**EXERCISE PROMPT:**
Scan the material for the word "text", and copy each line where it shows up.

────────────────────

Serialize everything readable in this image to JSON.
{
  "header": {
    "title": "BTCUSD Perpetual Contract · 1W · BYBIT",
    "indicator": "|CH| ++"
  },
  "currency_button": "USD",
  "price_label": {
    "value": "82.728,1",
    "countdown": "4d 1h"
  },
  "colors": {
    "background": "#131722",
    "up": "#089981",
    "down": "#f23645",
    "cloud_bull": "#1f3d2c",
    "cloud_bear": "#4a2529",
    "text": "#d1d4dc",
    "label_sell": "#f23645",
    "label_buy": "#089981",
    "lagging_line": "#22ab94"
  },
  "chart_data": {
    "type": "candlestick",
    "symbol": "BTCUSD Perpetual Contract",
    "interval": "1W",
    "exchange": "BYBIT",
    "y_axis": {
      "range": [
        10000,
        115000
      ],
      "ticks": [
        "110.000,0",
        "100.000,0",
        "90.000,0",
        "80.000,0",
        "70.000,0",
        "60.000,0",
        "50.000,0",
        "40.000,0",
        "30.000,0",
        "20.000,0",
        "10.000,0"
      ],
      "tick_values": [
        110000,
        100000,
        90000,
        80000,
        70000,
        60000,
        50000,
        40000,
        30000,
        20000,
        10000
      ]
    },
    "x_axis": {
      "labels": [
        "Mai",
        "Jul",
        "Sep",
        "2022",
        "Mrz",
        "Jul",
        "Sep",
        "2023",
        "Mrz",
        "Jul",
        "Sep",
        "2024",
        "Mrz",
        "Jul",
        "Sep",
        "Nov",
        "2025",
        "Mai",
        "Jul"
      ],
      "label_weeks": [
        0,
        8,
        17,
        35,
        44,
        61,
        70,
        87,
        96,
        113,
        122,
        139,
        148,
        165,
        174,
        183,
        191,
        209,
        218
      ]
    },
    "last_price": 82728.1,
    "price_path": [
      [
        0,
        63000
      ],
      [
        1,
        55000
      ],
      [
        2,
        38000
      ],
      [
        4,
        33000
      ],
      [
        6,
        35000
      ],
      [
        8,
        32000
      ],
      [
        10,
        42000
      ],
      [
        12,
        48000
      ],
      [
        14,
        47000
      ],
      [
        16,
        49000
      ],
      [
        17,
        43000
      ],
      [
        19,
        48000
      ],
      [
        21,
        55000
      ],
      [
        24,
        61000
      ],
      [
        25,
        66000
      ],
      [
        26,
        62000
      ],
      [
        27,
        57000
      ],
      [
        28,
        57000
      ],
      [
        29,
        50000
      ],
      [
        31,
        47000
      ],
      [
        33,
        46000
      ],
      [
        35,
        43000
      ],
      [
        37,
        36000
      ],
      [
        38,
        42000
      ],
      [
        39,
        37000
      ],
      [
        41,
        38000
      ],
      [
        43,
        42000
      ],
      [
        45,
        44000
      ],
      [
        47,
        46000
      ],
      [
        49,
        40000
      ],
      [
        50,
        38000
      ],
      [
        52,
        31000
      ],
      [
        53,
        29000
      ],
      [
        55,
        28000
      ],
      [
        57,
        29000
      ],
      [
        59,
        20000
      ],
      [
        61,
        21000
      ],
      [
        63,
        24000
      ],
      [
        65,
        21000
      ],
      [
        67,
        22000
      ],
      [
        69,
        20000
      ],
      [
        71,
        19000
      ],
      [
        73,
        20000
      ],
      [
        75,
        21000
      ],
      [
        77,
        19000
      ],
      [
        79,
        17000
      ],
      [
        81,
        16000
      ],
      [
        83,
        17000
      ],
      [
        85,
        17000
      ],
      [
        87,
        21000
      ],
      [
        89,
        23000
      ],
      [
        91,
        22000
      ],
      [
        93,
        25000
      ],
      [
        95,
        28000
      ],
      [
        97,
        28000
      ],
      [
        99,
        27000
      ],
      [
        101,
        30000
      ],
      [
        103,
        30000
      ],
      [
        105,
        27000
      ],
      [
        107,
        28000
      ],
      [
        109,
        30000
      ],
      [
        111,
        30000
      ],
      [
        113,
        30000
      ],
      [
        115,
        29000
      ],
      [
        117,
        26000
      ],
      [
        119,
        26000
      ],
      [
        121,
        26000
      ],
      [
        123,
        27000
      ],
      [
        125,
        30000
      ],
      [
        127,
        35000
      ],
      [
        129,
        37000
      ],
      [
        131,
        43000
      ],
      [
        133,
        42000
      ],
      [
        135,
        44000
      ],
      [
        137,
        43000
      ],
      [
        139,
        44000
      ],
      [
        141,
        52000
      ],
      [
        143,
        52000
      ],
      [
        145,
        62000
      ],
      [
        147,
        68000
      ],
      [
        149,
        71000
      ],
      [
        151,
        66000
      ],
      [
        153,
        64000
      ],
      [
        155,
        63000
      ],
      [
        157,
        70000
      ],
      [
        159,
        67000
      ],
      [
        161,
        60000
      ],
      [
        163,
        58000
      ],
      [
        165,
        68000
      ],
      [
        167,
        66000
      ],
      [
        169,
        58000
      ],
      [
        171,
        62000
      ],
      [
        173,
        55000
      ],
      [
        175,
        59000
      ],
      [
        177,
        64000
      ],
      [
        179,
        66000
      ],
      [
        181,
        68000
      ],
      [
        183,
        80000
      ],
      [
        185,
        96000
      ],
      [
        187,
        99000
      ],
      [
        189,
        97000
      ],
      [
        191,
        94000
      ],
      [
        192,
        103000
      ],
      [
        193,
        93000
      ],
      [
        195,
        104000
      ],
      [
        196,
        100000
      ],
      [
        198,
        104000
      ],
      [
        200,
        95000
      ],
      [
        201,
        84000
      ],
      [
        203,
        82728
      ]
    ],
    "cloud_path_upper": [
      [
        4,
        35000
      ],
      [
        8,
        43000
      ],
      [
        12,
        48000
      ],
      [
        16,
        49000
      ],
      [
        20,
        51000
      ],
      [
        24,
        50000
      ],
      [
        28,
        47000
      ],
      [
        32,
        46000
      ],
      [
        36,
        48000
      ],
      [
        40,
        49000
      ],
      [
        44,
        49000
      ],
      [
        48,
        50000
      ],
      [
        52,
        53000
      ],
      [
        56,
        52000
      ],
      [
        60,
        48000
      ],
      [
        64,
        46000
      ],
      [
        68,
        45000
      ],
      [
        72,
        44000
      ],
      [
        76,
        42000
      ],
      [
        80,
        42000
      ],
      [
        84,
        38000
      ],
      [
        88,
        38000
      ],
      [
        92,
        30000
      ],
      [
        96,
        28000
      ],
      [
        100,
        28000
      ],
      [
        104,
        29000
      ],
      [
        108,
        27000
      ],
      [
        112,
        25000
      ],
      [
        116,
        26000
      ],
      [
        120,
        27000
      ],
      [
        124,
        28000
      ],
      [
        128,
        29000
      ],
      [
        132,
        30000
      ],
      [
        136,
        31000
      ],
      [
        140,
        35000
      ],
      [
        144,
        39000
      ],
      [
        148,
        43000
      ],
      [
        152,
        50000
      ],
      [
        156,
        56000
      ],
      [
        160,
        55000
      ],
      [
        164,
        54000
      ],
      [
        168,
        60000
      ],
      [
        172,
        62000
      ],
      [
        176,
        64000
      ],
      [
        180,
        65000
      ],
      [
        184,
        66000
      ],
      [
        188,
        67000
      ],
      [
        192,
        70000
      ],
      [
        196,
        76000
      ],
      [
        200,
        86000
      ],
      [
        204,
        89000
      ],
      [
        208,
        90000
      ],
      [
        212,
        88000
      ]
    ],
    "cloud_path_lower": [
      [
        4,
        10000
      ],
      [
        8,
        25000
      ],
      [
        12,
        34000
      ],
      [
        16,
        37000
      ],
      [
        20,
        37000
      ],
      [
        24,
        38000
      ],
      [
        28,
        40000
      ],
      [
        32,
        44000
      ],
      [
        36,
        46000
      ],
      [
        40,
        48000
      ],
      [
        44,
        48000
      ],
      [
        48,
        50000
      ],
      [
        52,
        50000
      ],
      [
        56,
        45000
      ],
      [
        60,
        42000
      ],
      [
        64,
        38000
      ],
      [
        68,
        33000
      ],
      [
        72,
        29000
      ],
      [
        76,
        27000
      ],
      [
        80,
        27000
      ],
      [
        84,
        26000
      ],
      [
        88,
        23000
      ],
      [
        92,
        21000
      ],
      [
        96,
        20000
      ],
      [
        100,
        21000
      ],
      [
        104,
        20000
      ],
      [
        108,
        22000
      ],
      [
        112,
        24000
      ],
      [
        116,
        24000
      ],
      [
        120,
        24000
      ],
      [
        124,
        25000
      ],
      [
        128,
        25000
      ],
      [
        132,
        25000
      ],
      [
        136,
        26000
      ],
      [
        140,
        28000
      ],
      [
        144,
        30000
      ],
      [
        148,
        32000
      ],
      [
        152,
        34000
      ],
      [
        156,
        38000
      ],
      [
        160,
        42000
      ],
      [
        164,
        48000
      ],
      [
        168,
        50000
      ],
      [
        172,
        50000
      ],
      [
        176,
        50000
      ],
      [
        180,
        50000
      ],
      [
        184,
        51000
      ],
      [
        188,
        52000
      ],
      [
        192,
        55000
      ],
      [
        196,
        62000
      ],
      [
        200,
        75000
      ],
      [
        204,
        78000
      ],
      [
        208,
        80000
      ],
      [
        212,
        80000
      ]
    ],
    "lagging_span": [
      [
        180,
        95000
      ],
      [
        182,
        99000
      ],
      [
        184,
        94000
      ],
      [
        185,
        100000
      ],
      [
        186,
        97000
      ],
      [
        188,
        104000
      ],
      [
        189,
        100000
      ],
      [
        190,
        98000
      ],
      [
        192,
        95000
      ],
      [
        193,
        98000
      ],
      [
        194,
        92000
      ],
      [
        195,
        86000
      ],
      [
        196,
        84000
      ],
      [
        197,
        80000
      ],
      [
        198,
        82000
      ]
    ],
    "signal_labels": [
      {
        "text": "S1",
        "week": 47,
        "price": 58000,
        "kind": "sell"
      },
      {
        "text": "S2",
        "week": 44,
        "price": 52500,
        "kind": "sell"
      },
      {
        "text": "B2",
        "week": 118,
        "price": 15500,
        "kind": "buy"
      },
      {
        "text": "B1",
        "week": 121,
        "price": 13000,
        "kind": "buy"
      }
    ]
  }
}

────────────────────

**RESPONSE:**
    "text": "#d1d4dc",
        "text": "S1",
        "text": "S2",
        "text": "B2",
        "text": "B1",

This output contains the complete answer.